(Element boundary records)
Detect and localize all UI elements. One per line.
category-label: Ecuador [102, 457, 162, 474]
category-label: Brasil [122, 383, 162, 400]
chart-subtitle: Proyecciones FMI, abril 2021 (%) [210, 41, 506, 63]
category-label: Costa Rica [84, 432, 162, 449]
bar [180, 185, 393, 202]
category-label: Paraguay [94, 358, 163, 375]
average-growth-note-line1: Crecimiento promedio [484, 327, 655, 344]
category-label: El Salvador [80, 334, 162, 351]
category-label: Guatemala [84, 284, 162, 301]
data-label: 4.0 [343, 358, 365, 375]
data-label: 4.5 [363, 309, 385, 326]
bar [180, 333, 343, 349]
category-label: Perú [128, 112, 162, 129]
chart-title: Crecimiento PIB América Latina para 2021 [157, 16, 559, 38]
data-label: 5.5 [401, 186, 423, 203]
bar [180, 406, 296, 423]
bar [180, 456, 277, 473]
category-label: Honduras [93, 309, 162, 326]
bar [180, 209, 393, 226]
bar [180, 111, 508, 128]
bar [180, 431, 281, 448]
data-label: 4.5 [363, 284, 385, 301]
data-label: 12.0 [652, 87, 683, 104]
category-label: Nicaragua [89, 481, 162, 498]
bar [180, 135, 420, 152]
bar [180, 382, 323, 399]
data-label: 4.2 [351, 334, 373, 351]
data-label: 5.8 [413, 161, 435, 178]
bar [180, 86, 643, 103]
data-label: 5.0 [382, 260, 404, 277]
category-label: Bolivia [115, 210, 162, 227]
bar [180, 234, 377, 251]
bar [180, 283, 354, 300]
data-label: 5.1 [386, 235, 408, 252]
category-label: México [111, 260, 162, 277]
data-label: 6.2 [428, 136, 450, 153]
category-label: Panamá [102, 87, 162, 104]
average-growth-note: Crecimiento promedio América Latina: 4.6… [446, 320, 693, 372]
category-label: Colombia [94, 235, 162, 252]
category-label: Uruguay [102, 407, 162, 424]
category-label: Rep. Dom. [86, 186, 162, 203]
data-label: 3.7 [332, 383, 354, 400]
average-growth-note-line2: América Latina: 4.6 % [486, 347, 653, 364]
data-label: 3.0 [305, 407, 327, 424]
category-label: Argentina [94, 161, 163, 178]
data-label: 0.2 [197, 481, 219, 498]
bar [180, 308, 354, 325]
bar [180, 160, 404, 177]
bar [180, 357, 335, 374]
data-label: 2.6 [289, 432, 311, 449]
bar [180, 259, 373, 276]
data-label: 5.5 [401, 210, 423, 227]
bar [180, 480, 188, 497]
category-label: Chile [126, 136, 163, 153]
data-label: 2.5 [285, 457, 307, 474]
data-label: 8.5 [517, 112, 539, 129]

▸ TASK BRIEF
Could you reproduce every line of the items above without any changes?

▸ WRITTEN ANSWER
Detect and localize all UI elements. One per line.
category-label: Ecuador [102, 457, 162, 474]
category-label: Brasil [122, 383, 162, 400]
chart-subtitle: Proyecciones FMI, abril 2021 (%) [210, 41, 506, 63]
category-label: Costa Rica [84, 432, 162, 449]
bar [180, 185, 393, 202]
category-label: Paraguay [94, 358, 163, 375]
average-growth-note-line1: Crecimiento promedio [484, 327, 655, 344]
category-label: El Salvador [80, 334, 162, 351]
category-label: Guatemala [84, 284, 162, 301]
data-label: 4.0 [343, 358, 365, 375]
data-label: 4.5 [363, 309, 385, 326]
bar [180, 333, 343, 349]
category-label: Perú [128, 112, 162, 129]
chart-title: Crecimiento PIB América Latina para 2021 [157, 16, 559, 38]
data-label: 5.5 [401, 186, 423, 203]
bar [180, 406, 296, 423]
bar [180, 456, 277, 473]
category-label: Honduras [93, 309, 162, 326]
bar [180, 209, 393, 226]
bar [180, 111, 508, 128]
bar [180, 431, 281, 448]
data-label: 4.5 [363, 284, 385, 301]
data-label: 12.0 [652, 87, 683, 104]
category-label: Nicaragua [89, 481, 162, 498]
bar [180, 135, 420, 152]
bar [180, 382, 323, 399]
data-label: 4.2 [351, 334, 373, 351]
data-label: 5.8 [413, 161, 435, 178]
bar [180, 86, 643, 103]
data-label: 5.0 [382, 260, 404, 277]
category-label: Bolivia [115, 210, 162, 227]
bar [180, 234, 377, 251]
bar [180, 283, 354, 300]
data-label: 5.1 [386, 235, 408, 252]
category-label: México [111, 260, 162, 277]
data-label: 6.2 [428, 136, 450, 153]
category-label: Panamá [102, 87, 162, 104]
average-growth-note: Crecimiento promedio América Latina: 4.6… [446, 320, 693, 372]
category-label: Colombia [94, 235, 162, 252]
category-label: Uruguay [102, 407, 162, 424]
category-label: Rep. Dom. [86, 186, 162, 203]
data-label: 3.7 [332, 383, 354, 400]
average-growth-note-line2: América Latina: 4.6 % [486, 347, 653, 364]
data-label: 3.0 [305, 407, 327, 424]
category-label: Argentina [94, 161, 163, 178]
data-label: 0.2 [197, 481, 219, 498]
bar [180, 308, 354, 325]
bar [180, 160, 404, 177]
bar [180, 357, 335, 374]
data-label: 2.6 [289, 432, 311, 449]
bar [180, 259, 373, 276]
data-label: 5.5 [401, 210, 423, 227]
bar [180, 480, 188, 497]
category-label: Chile [126, 136, 163, 153]
data-label: 2.5 [285, 457, 307, 474]
data-label: 8.5 [517, 112, 539, 129]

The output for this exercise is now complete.